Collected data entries
* Start *

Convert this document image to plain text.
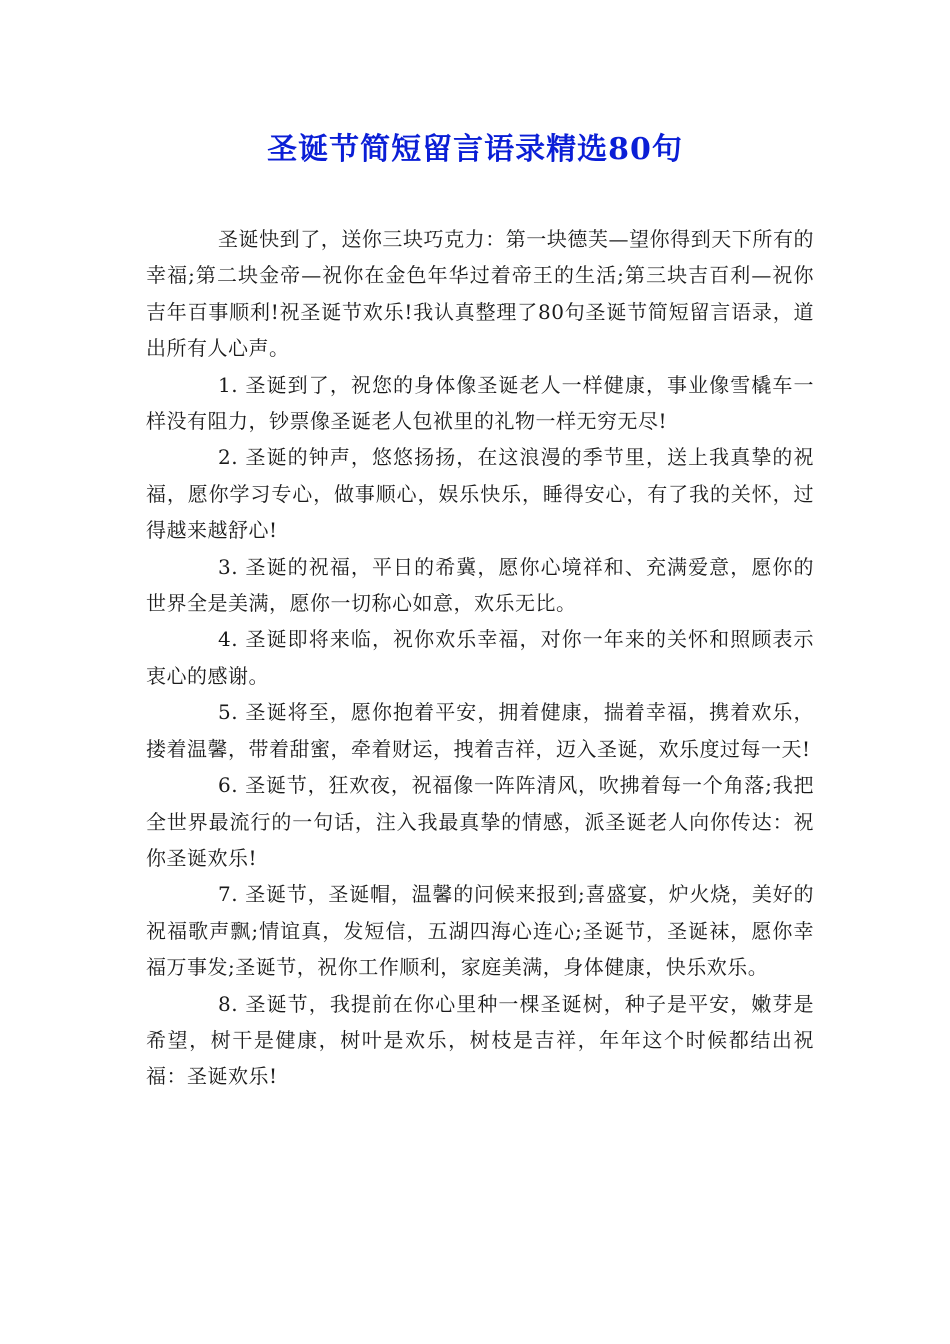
圣诞节简短留言语录精选80句

圣诞快到了，送你三块巧克力：第一块德芙—望你得到天下所有的幸福;第二块金帝—祝你在金色年华过着帝王的生活;第三块吉百利—祝你吉年百事顺利!祝圣诞节欢乐!我认真整理了80句圣诞节简短留言语录，道出所有人心声。

1. 圣诞到了，祝您的身体像圣诞老人一样健康，事业像雪橇车一样没有阻力，钞票像圣诞老人包袱里的礼物一样无穷无尽!

2. 圣诞的钟声，悠悠扬扬，在这浪漫的季节里，送上我真挚的祝福，愿你学习专心，做事顺心，娱乐快乐，睡得安心，有了我的关怀，过得越来越舒心!

3. 圣诞的祝福，平日的希冀，愿你心境祥和、充满爱意，愿你的世界全是美满，愿你一切称心如意，欢乐无比。

4. 圣诞即将来临，祝你欢乐幸福，对你一年来的关怀和照顾表示衷心的感谢。

5. 圣诞将至，愿你抱着平安，拥着健康，揣着幸福，携着欢乐，搂着温馨，带着甜蜜，牵着财运，拽着吉祥，迈入圣诞，欢乐度过每一天!

6. 圣诞节，狂欢夜，祝福像一阵阵清风，吹拂着每一个角落;我把全世界最流行的一句话，注入我最真挚的情感，派圣诞老人向你传达：祝你圣诞欢乐!

7. 圣诞节，圣诞帽，温馨的问候来报到;喜盛宴，炉火烧，美好的祝福歌声飘;情谊真，发短信，五湖四海心连心;圣诞节，圣诞袜，愿你幸福万事发;圣诞节，祝你工作顺利，家庭美满，身体健康，快乐欢乐。

8. 圣诞节，我提前在你心里种一棵圣诞树，种子是平安，嫩芽是希望，树干是健康，树叶是欢乐，树枝是吉祥，年年这个时候都结出祝福：圣诞欢乐!
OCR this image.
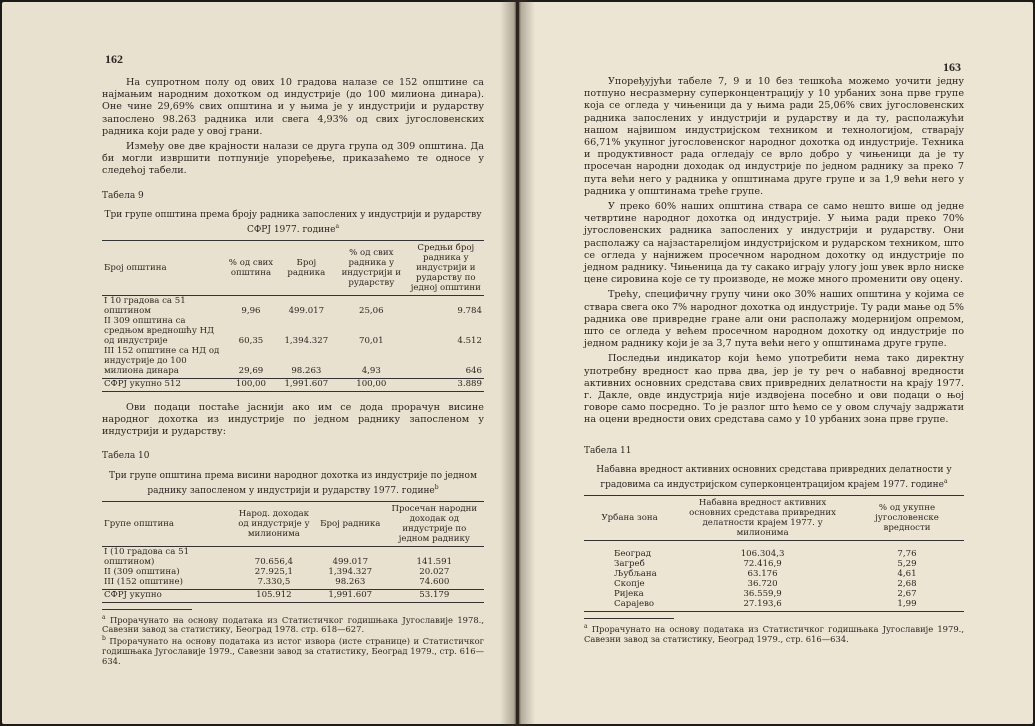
162

На супротном полу од ових 10 градова налазе се 152 општине са најмањим народним дохотком од индустрије (до 100 милиона динара). Оне чине 29,69% свих општина и у њима је у индустрији и рударству запослено 98.263 радника или свега 4,93% од свих југословенских радника који раде у овој грани.

Између ове две крајности налази се друга група од 309 општина. Да би могли извршити потпуније упоређење, приказаћемо те односе у следећој табели.

Табела 9
Три групе општина према броју радника запослених у индустрији и рударству СФРЈ 1977. године$^a$
Број општина	% од свих општина	Број радника	% од свих радника у индустрији и рударству	Средњи број радника у индустрији и рударству по једној општини
I 10 градова са 51 општином	9,96	499.017	25,06	9.784
II 309 општина са средњом вредношћу НД од индустрије	60,35	1,394.327	70,01	4.512
III 152 општине са НД од индустрије до 100 милиона динара	29,69	98.263	4,93	646
СФРЈ укупно 512	100,00	1,991.607	100,00	3.889

Ови подаци постаће јаснији ако им се дода прорачун висине народног дохотка из индустрије по једном раднику запосленом у индустрији и рударству:

Табела 10
Три групе општина према висини народног дохотка из индустрије по једном раднику запосленом у индустрији и рударству 1977. године$^b$
Групе општина	Народ. доходак од индустрије у милионима	Број радника	Просечан народни доходак од индустрије по једном раднику
I (10 градова са 51 општином)	70.656,4	499.017	141.591
II (309 општина)	27.925,1	1,394.327	20.027
III (152 општине)	7.330,5	98.263	74.600
СФРЈ укупно	105.912	1,991.607	53.179
$^a$ Прорачунато на основу података из Статистичког годишњака Југославије 1978., Савезни завод за статистику, Београд 1978. стр. 618—627.
$^b$ Прорачунато на основу података из истог извора (исте странице) и Статистичког годишњака Југославије 1979., Савезни завод за статистику, Београд 1979., стр. 616—634.
163

Упоређујући табелe 7, 9 и 10 без тешкоћа можемо уочити једну потпуно несразмерну суперконцентрацију у 10 урбаних зона прве групе која се огледа у чињеници да у њима ради 25,06% свих југословенских радника запослених у индустрији и рударству и да ту, располажући нашом највишом индустријском техником и технологијом, стварају 66,71% укупног југословенског народног дохотка од индустрије. Техника и продуктивност рада огледају се врло добро у чињеници да је ту просечан народни доходак од индустрије по једном раднику за преко 7 пута већи него у радника у општинама друге групе и за 1,9 већи него у радника у општинама треће групе.

У преко 60% наших општина ствара се само нешто више од једне четвртине народног дохотка од индустрије. У њима ради преко 70% југословенских радника запослених у индустрији и рударству. Они располажу са најзастарелијом индустријском и рударском техником, што се огледа у најнижем просечном народном дохотку од индустрије по једном раднику. Чињеница да ту сакако играју улогу још увек врло ниске цене сировина које се ту производе, не може много променити ову оцену.

Трећу, специфичну групу чини око 30% наших општина у којима се ствара свега око 7% народног дохотка од индустрије. Ту ради мање од 5% радника ове привредне гране али они располажу модернијом опремом, што се огледа у већем просечном народном дохотку од индустрије по једном раднику који је за 3,7 пута већи него у општинама друге групе.

Последњи индикатор који ћемо употребити нема тако директну употребну вредност као прва два, јер је ту реч о набавној вредности активних основних средстава свих привредних делатности на крају 1977. г. Дакле, овде индустрија није издвојена посебно и ови подаци о њој говоре само посредно. То је разлог што ћемо се у овом случају задржати на оцени вредности ових средстава само у 10 урбаних зона прве групе.

Табела 11
Набавна вредност активних основних средстава привредних делатности у градовима са индустријском суперконцентрацијом крајем 1977. године$^a$
Урбана зона	Набавна вредност активних основних средстава привредних делатности крајем 1977. у милионима	% од укупне југословенске вредности

Београд	106.304,3	7,76
Загреб	72.416,9	5,29
Љубљана	63.176	4,61
Скопје	36.720	2,68
Ријека	36.559,9	2,67
Сарајево	27.193,6	1,99
$^a$ Прорачунато на основу података из Статистичког годишњака Југославије 1979., Савезни завод за статистику, Београд 1979., стр. 616—634.
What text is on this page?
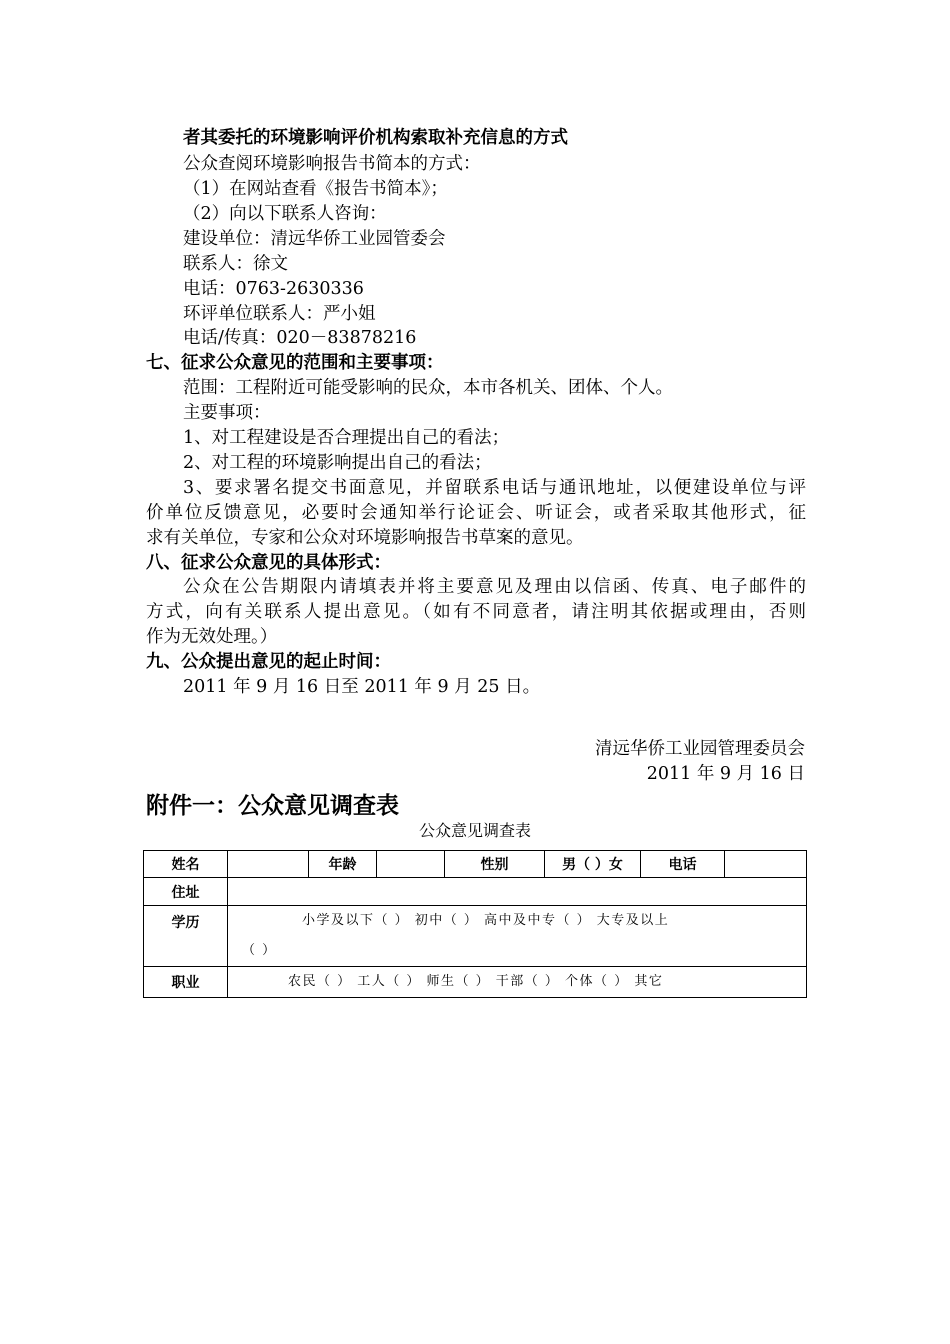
者其委托的环境影响评价机构索取补充信息的方式
公众查阅环境影响报告书简本的方式：
（1）在网站查看《报告书简本》；
（2）向以下联系人咨询：
建设单位：清远华侨工业园管委会
联系人：徐文
电话：0763-2630336
环评单位联系人：严小姐
电话/传真：020－83878216
七、征求公众意见的范围和主要事项：
范围：工程附近可能受影响的民众，本市各机关、团体、个人。
主要事项：
1、对工程建设是否合理提出自己的看法；
2、对工程的环境影响提出自己的看法；
3、要求署名提交书面意见，并留联系电话与通讯地址，以便建设单位与评
价单位反馈意见，必要时会通知举行论证会、听证会，或者采取其他形式，征
求有关单位，专家和公众对环境影响报告书草案的意见。
八、征求公众意见的具体形式：
公众在公告期限内请填表并将主要意见及理由以信函、传真、电子邮件的
方式，向有关联系人提出意见。（如有不同意者，请注明其依据或理由，否则
作为无效处理。）
九、公众提出意见的起止时间：
2011 年 9 月 16 日至 2011 年 9 月 25 日。
清远华侨工业园管理委员会
2011 年 9 月 16 日
附件一：公众意见调查表
公众意见调查表
姓名		年龄		性别	男（ ）女	电话	
住址							
学历	小学及以下（ ） 初中（ ） 高中及中专（ ） 大专及以上
（ ）						

职业	农民（ ） 工人（ ） 师生（ ） 干部（ ） 个体（ ） 其它						
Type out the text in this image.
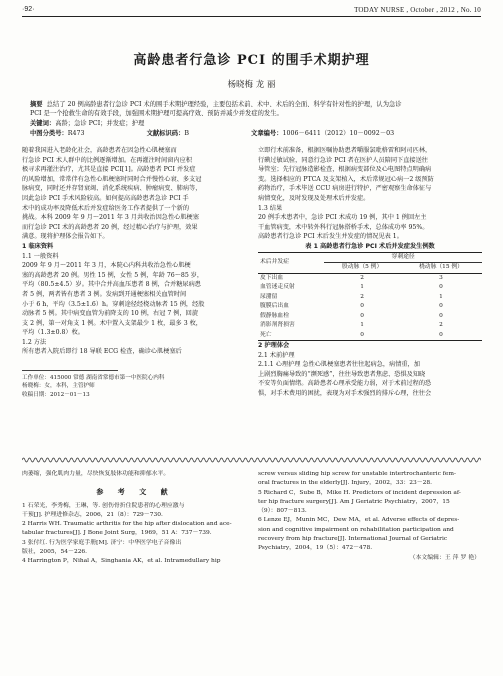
·92·	TODAY NURSE , October , 2012 , No. 10
高龄患者行急诊 PCI 的围手术期护理
杨晓梅 龙 丽
摘要 总结了 20 例高龄患者行急诊 PCI 术的围手术期护理经验，主要包括术前、术中、术后的全面、科学有针对性的护理，认为急诊
PCI 是一个抢救生命的有效手段，加强围术期护理可提高疗效、预防并减少并发症的发生。
关键词：高龄；急诊 PCI；并发症；护理
中图分类号：R473	文献标识码：B	文章编号：1006－6411（2012）10－0092－03
随着我国进入老龄化社会，高龄患者在因急性心肌梗塞而
行急诊 PCI 术人群中的比例逐渐增加。在再灌注时间窗内应积
极寻求再灌注治疗，尤其是直接 PCI[1]。高龄患者 PCI 并发症
的风险增加，常常伴有急性心肌梗塞时同时合并慢性心衰、多支冠
脉病变，同时还并存肾衰竭、消化系统疾病、肿瘤病变、肺病等，
因此急诊 PCI 手术风险较高。如何提高高龄患者急诊 PCI 手
术中的成功率及降低术后并发症给医务工作者提供了一个新的
挑战。本科 2009 年 9 月～2011 年 3 月共收治因急性心肌梗塞
而行急诊 PCI 术的高龄患者 20 例，经过精心治疗与护理，效果
满意。现将护理体会报告如下。
1 临床资料
1.1 一般资料
2009 年 9 月～2011 年 3 月，本院心内科共收治急性心肌梗
塞的高龄患者 20 例。男性 15 例，女性 5 例，年龄 76～85 岁，
平均（80.5±4.5）岁。其中合并高血压患者 8 例，合并糖尿病患
者 5 例，两者皆有患者 3 例。发病到开通梗塞相关血管时间
小于 6 h，平均（3.5±1.6）h。穿刺途径经桡动脉者 15 例，经股
动脉者 5 例。其中病变血管为前降支的 10 例，右冠 7 例，回旋
支 2 例，第一对角支 1 例。术中置入支架最少 1 枚，最多 3 枚，
平均（1.3±0.8）枚。
1.2 方法
所有患者入院后即行 18 导联 ECG 检查，确诊心肌梗塞后
工作单位：415000 常德 湖南省常德市第一中医院心内科
杨晓梅：女，本科，主管护师
收稿日期：2012－01－13
立即行术前准备，根据医嘱协助患者嚼服氯吡格雷和阿司匹林，
行碘过敏试验，同意行急诊 PCI 者在医护人员陪同下直接送往
导管室；先行冠脉造影检查，根据病变部位及心电图特点明确病
变。选择相应的 PTCA 及支架植入，术后常规冠心病一2 级预防
药物治疗，手术毕送 CCU 病房进行特护，严密观察生命体征与
病情变化，及时发现及处理术后并发症。
1.3 结果
20 例手术患者中，急诊 PCI 术成功 19 例，其中 1 例回左主
干血管病变，术中转外科行冠脉搭桥手术，总体成功率 95%。
高龄患者行急诊 PCI 术后发生并发症的情况见表 1。
表 1 高龄患者行急诊 PCI 术后并发症发生例数
术后并发症	穿刺途径	
	股动脉（5 例）	桡动脉（15 例）
皮下出血	2	3
血管迷走反射	1	0
尿潴留	2	1
腹膜后出血	0	0
假静脉血栓	0	0
消影剂肾损害	1	2
死亡	0	0
2 护理体会
2.1 术前护理
2.1.1 心理护理 急性心肌梗塞患者往往起病急，病情重，加
上剧烈胸痛导致的“濒死感”，往往导致患者焦虑、恐惧及知晓
不安等负面情绪。高龄患者心理承受能力弱，对于术前过程的恐
惧，对手术费用的困扰，表现为对手术强烈的排斥心理，往往会
肉萎缩，强化肌肉力量，尽快恢复肢体功能和抑郁水平。
参 考 文 献
1 石荣光，李秀梅，王琳，等. 创伤骨折住院患者的心理应激与
干预[J]. 护理进修杂志，2006，21（8）：729－730.
2 Harris WH. Traumatic arthritis for the hip after dislocation and ace-
tabular fractures[J]. J Bone Joint Surg，1969，51 A：737－739.
3 张付红. 行为医学家庭手册[M]. 济宁：中华医学电子音像出
版社，2005，54－226.
4 Harrington P，Nihal A，Singhania AK，et al. Intramedullary hip
screw versus sliding hip screw for unstable intertrochanteric fem-
oral fractures in the elderly[J]. Injury，2002，33：23－28.
5 Richard C，Sube B，Mike H. Predictors of incident depression af-
ter hip fracture surgery[J]. Am J Geriatric Psychiatry，2007，15
（9）：807－813.
6 Lenze EJ，Munin MC，Dew MA，et al. Adverse effects of depres-
sion and cognitive impairment on rehabilitation participation and
recovery from hip fracture[J]. International Journal of Geriatric
Psychiatry，2004，19（5）：472－478.
（本文编辑：王 萍 罗 艳）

* End *

Search the material above for "Југославије". Pull out each line where it shows up.

- Task solution:
$^a$ Прорачунато на основу података из Статистичког годишњака Југославије 1978., Савезни завод за статистику, Београд 1978. стр. 618—627.
$^b$ Прорачунато на основу података из истог извора (исте странице) и Статистичког годишњака Југославије 1979., Савезни завод за статистику, Београд 1979., стр. 616—634.
$^a$ Прорачунато на основу података из Статистичког годишњака Југославије 1979., Савезни завод за статистику, Београд 1979., стр. 616—634.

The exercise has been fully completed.